**Listing:**
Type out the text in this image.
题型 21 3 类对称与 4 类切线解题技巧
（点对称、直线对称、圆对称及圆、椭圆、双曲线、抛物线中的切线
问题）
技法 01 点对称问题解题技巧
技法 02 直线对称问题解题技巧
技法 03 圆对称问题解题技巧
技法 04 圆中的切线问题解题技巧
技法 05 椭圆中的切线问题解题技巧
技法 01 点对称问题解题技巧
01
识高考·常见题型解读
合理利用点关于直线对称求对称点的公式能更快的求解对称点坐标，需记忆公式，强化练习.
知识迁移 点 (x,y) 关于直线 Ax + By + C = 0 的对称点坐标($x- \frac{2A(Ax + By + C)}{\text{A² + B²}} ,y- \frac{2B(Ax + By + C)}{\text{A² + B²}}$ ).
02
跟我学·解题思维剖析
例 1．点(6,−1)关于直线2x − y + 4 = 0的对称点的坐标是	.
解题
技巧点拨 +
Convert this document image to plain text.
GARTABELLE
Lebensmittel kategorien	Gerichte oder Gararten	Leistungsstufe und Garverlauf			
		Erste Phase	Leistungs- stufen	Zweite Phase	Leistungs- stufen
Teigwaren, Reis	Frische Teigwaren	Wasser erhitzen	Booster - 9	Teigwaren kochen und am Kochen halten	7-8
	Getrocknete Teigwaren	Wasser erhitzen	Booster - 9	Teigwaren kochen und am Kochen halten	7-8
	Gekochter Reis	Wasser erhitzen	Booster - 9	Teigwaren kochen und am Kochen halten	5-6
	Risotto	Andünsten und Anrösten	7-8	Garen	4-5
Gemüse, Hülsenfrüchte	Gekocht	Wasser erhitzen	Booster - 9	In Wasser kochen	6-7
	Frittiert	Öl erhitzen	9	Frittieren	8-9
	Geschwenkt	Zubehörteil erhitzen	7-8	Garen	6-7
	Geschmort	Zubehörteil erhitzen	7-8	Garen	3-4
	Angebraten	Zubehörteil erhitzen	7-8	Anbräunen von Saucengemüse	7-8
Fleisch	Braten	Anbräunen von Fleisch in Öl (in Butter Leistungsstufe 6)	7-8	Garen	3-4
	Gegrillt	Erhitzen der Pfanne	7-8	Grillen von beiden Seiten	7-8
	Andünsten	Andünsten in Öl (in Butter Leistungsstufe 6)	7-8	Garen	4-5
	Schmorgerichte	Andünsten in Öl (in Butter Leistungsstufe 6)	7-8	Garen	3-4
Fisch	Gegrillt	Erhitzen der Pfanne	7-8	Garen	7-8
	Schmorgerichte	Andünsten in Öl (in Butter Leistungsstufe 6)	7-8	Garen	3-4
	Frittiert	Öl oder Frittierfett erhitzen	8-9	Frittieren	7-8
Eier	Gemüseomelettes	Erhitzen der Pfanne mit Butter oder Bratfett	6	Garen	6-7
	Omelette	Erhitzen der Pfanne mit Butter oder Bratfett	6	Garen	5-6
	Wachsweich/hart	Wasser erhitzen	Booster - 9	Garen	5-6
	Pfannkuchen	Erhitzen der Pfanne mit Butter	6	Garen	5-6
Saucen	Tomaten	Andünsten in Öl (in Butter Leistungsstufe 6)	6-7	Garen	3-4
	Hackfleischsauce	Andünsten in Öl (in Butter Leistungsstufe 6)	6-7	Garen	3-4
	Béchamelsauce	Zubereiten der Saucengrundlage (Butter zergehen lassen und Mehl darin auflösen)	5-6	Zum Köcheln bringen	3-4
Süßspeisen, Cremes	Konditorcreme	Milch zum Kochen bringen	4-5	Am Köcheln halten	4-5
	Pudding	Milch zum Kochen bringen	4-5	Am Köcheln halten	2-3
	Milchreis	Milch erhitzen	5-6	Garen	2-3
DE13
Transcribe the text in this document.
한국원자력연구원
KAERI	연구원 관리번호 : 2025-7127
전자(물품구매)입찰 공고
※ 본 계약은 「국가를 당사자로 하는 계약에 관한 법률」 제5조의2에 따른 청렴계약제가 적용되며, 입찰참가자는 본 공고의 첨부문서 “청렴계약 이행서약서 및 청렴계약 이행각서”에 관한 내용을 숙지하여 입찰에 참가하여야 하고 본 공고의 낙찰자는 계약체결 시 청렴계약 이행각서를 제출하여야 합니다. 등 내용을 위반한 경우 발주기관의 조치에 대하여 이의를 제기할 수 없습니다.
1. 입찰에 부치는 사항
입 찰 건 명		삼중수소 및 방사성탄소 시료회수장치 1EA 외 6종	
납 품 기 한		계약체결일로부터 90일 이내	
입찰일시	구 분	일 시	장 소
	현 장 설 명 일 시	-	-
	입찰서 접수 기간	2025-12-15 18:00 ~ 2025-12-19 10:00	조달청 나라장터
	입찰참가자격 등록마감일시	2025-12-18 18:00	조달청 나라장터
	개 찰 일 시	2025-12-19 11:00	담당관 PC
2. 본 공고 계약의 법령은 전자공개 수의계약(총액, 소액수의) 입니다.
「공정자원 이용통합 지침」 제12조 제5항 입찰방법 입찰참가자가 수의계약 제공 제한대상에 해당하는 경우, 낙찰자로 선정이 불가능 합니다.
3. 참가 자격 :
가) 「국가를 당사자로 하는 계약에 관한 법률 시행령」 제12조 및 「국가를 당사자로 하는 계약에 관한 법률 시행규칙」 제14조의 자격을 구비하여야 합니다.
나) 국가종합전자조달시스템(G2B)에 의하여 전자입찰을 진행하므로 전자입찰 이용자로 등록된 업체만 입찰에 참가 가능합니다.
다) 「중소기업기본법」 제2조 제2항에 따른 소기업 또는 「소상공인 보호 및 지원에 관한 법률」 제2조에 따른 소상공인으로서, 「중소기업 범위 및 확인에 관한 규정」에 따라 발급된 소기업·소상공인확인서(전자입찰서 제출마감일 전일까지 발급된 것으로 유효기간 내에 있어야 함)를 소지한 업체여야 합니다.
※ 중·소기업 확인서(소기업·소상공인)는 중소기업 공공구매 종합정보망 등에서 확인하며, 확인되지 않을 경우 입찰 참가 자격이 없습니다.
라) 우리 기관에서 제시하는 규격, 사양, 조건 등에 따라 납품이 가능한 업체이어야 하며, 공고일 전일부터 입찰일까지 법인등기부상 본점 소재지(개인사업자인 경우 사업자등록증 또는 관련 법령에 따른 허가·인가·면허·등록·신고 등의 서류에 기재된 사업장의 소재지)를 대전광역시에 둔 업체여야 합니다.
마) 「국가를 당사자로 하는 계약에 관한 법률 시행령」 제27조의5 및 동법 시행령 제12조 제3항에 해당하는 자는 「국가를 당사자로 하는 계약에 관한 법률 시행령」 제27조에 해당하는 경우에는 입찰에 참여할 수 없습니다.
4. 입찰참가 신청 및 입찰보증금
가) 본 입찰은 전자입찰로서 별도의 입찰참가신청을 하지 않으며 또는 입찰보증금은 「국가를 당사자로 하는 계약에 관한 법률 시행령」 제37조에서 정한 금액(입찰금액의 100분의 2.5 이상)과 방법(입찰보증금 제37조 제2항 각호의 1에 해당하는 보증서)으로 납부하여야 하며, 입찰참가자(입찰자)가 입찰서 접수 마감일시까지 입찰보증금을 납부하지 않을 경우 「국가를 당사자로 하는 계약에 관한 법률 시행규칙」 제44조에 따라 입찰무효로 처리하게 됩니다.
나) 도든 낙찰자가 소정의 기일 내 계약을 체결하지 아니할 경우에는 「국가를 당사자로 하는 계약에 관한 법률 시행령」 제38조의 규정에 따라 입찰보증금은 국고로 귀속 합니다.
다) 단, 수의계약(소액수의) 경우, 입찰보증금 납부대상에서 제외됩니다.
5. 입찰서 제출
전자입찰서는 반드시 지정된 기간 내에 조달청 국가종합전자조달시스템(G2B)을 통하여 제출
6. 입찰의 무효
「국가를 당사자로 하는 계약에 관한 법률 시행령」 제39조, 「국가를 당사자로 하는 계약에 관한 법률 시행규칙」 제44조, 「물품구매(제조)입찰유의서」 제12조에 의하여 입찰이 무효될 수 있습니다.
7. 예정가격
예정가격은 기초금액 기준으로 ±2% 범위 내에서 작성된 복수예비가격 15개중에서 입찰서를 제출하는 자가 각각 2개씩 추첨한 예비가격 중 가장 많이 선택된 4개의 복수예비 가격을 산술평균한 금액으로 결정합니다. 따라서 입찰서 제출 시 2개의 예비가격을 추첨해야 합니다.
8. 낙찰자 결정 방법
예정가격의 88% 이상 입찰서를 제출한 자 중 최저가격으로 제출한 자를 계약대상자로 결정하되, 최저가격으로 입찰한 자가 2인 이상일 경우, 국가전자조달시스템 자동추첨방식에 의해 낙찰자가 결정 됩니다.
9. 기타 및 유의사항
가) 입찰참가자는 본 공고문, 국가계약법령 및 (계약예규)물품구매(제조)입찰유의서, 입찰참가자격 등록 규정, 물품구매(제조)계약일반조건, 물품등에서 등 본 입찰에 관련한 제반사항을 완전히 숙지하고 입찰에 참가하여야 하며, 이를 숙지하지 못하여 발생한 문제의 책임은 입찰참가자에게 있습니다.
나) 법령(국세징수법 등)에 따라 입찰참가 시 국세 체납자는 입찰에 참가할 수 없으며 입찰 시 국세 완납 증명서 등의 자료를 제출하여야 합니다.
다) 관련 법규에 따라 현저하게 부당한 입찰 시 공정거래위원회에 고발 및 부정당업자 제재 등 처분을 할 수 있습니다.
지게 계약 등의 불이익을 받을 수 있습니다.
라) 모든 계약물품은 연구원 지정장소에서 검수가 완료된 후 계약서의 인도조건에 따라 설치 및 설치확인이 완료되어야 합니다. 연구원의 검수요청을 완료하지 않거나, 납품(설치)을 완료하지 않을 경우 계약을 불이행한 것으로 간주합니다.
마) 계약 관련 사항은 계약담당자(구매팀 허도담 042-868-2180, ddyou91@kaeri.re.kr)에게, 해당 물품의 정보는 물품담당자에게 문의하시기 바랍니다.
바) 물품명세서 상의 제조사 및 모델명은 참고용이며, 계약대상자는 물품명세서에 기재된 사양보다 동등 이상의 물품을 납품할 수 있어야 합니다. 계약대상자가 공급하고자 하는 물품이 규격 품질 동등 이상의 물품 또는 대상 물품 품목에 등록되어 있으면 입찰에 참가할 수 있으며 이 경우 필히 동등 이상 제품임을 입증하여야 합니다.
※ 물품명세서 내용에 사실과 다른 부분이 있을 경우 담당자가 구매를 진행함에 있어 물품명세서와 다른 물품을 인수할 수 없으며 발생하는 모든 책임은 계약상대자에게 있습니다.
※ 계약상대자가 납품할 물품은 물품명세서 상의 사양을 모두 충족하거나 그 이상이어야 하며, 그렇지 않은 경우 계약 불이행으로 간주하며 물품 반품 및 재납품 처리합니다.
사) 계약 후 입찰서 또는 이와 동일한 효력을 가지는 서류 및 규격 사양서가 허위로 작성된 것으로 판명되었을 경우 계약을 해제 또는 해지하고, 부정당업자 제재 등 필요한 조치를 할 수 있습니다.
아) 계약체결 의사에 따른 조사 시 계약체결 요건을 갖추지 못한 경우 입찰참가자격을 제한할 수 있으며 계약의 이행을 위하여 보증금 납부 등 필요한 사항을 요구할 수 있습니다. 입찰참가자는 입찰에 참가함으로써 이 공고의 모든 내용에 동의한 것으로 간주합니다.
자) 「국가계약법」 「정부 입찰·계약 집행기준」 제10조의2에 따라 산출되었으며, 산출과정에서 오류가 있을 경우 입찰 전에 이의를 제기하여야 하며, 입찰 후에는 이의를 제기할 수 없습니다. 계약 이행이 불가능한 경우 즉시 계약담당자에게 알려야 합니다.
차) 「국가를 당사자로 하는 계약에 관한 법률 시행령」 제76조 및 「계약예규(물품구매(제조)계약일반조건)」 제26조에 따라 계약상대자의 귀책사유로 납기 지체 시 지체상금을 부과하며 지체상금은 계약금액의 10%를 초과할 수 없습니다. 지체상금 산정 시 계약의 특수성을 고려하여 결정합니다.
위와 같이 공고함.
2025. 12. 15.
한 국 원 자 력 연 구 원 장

**What the exercise asks:** Select the lines from the entries that include the word "Frittieren".

**Full answer:**
	Frittiert	Öl erhitzen	9	Frittieren	8-9
	Frittiert	Öl oder Frittierfett erhitzen	8-9	Frittieren	7-8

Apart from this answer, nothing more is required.